# Elaborate statistics features for Silvereye

This is the first of a series of notebooks to tease the statistics on AWRA and related data for Silvereye.

The current notebook is for the initial trial-error.

## Purpose

Merge capabilities from:

* Ben's code in the prototype app
* Ramneek's stat on daily data.
* possibly some of the princeton-chelsa blend code (optional)

Plan is:

* Subset AWRA daily data sets to a more manageable size for initial elaboration. ACT or Tassie.
* Elaborate on use cases:
 * Existing features infered from BoM web served maps
 * compare periods (e.g. recent past ) to similar historical periods* Subset AWRA daily data sets to a more manageable size for initial elaboration. ACT or Tassie.

## Dependencies imports


In [None]:
import xarray as xr
import os
import sys
import pandas as pd
from functools import wraps
import numpy as np

import matplotlib.pyplot as plt

In [None]:
import seaborn as sns # noqa, pandas aware plotting library

In [None]:
if ('SP_SRC' in os.environ):
 root_src_dir = os.environ['SP_SRC']
elif sys.platform == 'win32':
 root_src_dir = r'C:\src\csiro\stash\silverpieces'
else:
 root_src_dir = '/home/per202/src/csiro/stash/silverpieces'

pkg_src_dir = root_src_dir
sys.path.append(pkg_src_dir)

In [None]:
if ('SP_DATA' in os.environ):
 root_data_dir = os.environ['SP_DATA']
elif sys.platform == 'win32':
 root_data_dir = r'C:\data\silverpieces'
else:
 root_data_dir = '/home/per202/data/silverpieces'


In [None]:
#from silverpieces.blah import *

In [None]:
%matplotlib inline
%config InlineBackend.figure_format = 'retina'

In [None]:

from siphon.catalog import TDSCatalog
import requests
# from distributed import Client, LocalCluster
# from flask import Flask, redirect, url_for, request, render_template, jsonify, abort
# from flask_cors import CORS
# import intake
# import regionmask
# import random
# from flask import jsonify, make_response
# import json
# import uuid
# from flask.logging import default_handler
# import geopandas as gpd
# from owslib.wps import WebProcessingService
# from owslib.wps import printInputOutput
# from birdy import WPSClient
# import birdy
# import tarfile

# import tempfile
# import shutil
# import urllib
import urllib.request

# from urllib.parse import urlparse
# from datetime import datetime
# from dateutil.relativedelta import relativedelta


I tried to use [xarray-tips-and-tricks](https://rabernat.github.io/research_computing_2018/xarray-tips-and-tricks.html) by similarity but while this looked OK, retrieving values ended up in a `RuntimeError: NetCDF: Access failure`. Park this. This may be an issue with the thredds server serving awra data.
══════
- Directions -
#1 In the Silvereye statistics notebook, what error came up when retrieving values?
#2 Carry on the Silvereye statistics notebook from its last sentence.

- Data listing -
══════
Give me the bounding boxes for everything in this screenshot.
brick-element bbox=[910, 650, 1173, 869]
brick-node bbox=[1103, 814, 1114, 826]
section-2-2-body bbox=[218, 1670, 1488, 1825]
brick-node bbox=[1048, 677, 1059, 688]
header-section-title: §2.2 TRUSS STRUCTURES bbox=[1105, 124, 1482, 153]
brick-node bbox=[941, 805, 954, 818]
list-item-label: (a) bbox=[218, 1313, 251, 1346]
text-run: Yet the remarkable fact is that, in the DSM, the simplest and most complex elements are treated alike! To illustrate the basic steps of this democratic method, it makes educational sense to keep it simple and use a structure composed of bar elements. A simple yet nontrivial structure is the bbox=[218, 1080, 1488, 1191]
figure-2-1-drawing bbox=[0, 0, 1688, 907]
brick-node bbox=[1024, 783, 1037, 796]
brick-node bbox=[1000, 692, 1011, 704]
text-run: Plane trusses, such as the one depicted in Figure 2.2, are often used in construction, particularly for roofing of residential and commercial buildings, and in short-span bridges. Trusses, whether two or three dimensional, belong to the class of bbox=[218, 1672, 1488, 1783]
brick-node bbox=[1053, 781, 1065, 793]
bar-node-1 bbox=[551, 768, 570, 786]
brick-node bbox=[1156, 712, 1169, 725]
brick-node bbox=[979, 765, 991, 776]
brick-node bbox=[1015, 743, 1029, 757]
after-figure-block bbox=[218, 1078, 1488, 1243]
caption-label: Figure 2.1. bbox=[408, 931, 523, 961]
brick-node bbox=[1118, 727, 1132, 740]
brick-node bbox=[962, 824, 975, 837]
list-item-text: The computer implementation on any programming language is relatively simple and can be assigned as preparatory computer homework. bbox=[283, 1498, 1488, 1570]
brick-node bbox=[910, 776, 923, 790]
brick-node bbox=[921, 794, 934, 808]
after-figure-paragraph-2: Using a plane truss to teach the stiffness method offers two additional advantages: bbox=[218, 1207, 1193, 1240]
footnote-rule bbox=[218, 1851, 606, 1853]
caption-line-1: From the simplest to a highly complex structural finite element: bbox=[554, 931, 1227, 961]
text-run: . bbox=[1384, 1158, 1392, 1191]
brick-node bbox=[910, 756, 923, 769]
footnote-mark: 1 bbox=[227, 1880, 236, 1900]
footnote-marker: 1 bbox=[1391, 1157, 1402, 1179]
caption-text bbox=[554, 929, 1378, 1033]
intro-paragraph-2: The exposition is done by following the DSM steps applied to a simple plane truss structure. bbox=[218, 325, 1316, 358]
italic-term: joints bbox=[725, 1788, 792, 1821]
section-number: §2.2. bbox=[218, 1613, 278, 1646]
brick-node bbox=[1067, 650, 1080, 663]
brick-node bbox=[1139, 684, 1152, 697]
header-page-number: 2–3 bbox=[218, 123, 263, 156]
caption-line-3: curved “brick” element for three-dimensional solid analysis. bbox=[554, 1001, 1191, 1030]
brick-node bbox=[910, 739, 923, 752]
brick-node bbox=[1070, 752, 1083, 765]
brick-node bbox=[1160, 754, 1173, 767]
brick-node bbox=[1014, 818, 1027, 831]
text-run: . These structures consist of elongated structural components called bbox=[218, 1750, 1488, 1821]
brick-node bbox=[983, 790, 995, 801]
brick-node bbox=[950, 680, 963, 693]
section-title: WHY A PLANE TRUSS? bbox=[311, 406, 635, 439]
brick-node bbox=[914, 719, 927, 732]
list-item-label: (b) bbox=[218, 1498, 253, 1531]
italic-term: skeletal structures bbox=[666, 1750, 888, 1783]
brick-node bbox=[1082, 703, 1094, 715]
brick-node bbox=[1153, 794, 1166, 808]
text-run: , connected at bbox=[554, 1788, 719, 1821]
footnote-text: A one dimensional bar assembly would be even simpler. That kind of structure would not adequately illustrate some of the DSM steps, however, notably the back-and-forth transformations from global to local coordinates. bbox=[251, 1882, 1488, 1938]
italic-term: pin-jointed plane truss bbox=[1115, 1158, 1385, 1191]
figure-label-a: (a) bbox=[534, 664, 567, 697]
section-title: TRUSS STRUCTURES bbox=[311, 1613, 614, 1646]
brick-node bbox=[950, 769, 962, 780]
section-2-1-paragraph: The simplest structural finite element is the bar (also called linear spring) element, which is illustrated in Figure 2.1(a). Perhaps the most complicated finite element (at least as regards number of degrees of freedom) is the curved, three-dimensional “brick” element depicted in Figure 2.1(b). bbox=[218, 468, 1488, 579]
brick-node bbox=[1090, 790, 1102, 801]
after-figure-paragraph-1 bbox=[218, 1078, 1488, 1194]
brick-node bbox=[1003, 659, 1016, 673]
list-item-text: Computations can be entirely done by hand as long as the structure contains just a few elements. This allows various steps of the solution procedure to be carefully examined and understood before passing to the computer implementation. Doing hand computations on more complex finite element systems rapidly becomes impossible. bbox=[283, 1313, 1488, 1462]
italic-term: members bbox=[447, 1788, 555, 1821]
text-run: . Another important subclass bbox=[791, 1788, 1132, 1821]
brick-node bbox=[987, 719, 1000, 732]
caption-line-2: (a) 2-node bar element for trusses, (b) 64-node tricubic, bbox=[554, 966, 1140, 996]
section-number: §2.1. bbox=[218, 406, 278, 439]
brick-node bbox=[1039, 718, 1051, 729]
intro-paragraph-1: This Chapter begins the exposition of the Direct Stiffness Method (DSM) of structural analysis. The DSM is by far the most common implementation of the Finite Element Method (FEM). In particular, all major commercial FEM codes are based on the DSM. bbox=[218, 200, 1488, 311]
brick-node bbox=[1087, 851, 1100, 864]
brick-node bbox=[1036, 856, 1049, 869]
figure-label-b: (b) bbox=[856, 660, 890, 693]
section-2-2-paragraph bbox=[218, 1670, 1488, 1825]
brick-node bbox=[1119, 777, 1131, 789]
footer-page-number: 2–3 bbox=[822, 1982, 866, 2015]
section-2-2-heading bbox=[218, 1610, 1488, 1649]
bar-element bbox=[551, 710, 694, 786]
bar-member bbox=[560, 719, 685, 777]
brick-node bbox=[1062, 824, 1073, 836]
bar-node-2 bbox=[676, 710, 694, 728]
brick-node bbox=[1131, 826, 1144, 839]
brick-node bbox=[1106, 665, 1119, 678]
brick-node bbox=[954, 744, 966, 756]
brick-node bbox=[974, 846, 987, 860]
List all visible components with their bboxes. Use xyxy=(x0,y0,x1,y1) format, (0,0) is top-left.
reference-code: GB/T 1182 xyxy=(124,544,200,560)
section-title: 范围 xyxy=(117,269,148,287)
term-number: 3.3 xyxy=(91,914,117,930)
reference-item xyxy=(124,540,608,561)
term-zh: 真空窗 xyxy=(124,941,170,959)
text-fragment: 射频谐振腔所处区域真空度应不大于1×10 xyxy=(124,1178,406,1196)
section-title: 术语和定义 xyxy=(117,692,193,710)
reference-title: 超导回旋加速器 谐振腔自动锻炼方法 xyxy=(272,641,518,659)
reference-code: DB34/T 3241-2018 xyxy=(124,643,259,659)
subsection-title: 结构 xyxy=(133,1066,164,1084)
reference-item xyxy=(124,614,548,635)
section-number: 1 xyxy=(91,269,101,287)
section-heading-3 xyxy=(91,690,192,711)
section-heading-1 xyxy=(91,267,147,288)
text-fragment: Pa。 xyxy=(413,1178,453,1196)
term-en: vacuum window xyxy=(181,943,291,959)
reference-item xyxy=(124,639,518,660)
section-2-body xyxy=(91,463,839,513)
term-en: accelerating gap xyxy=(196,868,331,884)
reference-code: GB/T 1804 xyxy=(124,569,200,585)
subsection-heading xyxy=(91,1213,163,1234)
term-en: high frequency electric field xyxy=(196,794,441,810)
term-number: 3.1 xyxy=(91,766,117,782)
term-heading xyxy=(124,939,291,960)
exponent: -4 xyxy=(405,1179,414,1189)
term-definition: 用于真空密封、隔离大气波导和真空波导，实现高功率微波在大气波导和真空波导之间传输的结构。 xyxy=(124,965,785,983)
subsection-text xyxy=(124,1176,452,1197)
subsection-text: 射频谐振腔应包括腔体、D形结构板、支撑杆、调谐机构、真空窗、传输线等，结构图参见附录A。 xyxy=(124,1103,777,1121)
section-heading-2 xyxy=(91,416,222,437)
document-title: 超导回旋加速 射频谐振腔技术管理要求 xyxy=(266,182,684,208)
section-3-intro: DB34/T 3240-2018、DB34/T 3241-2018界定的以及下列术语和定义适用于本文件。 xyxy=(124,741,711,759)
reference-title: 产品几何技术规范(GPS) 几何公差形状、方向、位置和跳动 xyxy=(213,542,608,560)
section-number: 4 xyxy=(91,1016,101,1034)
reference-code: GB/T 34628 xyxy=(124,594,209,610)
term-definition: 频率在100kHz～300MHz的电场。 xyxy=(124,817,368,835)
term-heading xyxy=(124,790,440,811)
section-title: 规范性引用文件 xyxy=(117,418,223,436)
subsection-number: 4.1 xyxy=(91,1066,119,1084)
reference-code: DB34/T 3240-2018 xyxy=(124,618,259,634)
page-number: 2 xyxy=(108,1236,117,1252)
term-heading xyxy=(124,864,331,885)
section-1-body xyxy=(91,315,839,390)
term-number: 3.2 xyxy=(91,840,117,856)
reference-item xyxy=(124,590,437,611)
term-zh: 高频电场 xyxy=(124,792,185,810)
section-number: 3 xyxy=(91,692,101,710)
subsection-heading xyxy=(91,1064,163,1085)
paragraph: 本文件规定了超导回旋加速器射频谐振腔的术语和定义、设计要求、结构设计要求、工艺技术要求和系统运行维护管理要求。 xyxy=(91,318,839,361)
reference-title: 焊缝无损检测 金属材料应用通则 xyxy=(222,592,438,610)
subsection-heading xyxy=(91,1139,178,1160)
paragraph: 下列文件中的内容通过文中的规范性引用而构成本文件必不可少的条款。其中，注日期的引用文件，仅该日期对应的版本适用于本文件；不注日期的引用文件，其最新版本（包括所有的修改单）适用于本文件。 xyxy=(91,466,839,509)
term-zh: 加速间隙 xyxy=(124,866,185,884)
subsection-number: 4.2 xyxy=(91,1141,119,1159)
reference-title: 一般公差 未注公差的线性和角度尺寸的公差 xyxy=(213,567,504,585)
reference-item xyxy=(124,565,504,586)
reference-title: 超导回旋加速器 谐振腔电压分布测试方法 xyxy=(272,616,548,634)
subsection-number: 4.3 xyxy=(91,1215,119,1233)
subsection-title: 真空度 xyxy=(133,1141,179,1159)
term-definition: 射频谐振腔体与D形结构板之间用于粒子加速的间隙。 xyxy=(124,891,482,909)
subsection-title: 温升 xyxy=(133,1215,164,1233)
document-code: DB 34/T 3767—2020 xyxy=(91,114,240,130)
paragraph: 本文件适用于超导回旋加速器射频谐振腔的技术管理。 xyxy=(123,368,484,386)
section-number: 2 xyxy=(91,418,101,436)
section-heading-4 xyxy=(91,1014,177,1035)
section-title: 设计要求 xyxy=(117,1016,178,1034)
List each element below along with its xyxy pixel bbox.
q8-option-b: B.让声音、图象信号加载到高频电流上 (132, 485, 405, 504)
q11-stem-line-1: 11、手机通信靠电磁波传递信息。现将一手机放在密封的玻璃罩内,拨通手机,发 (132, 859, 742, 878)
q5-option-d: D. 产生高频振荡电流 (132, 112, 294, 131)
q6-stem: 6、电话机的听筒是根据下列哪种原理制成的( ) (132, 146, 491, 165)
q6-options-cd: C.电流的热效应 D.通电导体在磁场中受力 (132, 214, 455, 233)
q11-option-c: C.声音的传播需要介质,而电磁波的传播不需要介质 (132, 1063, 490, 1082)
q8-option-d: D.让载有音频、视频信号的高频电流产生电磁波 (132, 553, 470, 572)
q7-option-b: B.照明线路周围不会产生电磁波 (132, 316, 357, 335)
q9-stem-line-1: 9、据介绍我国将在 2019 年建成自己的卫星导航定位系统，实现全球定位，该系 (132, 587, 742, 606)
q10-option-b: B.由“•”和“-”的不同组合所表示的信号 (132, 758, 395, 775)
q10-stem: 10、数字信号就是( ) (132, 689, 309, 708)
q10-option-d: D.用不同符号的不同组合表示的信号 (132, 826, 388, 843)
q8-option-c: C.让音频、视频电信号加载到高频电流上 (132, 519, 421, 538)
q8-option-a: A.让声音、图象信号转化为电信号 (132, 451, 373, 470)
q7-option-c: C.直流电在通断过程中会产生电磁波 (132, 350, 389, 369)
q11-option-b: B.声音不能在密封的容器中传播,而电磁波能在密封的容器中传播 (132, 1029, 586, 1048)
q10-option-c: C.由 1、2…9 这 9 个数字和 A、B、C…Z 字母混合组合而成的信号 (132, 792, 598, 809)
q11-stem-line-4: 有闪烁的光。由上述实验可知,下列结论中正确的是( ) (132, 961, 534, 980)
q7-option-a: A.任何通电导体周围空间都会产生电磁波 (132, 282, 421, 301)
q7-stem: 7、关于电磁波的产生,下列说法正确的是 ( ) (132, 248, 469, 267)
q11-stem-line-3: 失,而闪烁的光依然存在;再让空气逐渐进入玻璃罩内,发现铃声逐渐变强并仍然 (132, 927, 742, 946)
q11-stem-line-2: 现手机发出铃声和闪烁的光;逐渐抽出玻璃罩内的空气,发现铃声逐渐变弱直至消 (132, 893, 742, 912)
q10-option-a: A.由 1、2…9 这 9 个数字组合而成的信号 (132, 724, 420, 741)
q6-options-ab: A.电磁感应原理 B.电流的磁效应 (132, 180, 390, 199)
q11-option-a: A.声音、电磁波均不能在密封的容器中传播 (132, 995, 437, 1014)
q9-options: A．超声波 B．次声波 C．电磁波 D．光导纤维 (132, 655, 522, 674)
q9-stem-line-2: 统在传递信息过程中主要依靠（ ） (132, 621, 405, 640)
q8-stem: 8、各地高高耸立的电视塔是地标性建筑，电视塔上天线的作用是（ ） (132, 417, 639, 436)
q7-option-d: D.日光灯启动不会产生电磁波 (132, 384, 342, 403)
══════
- Responses to the tasks -
#1 `RuntimeError: NetCDF: Access failure`

#2
In [None]:
# #base_url = 'http://www.esrl.noaa.gov/psd/thredds/dodsC/Datasets/ncep.reanalysis/surface/air.sig995'
# base_url = 'http://data-mel.it.csiro.au/thredds/dodsC/catch_all/lw_oznome/AWRA-L_historical_data/qtot/qtot_avg_'
# f = ['http://data-mel.it.csiro.au/thredds/dodsC/catch_all/lw_oznome/AWRA-L_historical_data/qtot/qtot_avg_' + str(yr) + '.nc' for yr in [2011, 2012]]
# files = [f'{base_url}{year}.nc' for year in range(2010, 2015)]
# files

In [None]:
# ds = xr.open_mfdataset(files)
# ds

In [None]:
# x = ds.qtot_avg
# x[1,1,1].values

In [None]:
cat_url = 'http://data-mel.it.csiro.au/thredds/catalog/catch_all/lw_oznome/AWRA-L_historical_data/qtot/catalog.xml'

In [None]:
cat = TDSCatalog(cat_url)

In [None]:
ds_names = [str(x) for x in cat.datasets]
m_indices = [i for i in range(len(ds_names)) if ds_names[i].startswith('qtot') and ds_names[i].endswith('nc')]
# somehow sorted
m_indices.reverse()

In [None]:
ds = [cat.datasets[i] for i in m_indices]

In [None]:
ds[0].access_urls

In [None]:
dsets = [cds.remote_access(use_xarray=True).reset_coords(drop=True).chunk({'latitude': 681, 'longitude': 841}) # 731, latitude: 681, longitude: 841
 for cds in ds[:3]] # eventually want to use the whole catalog here
#dsets = [cds.remote_access(use_xarray=True).reset_coords(drop=True)
# for cds in ds[:3]] # eventually want to use the whole catalog here

In [None]:
len(dsets)

In [None]:
blah = xr.auto_combine(dsets)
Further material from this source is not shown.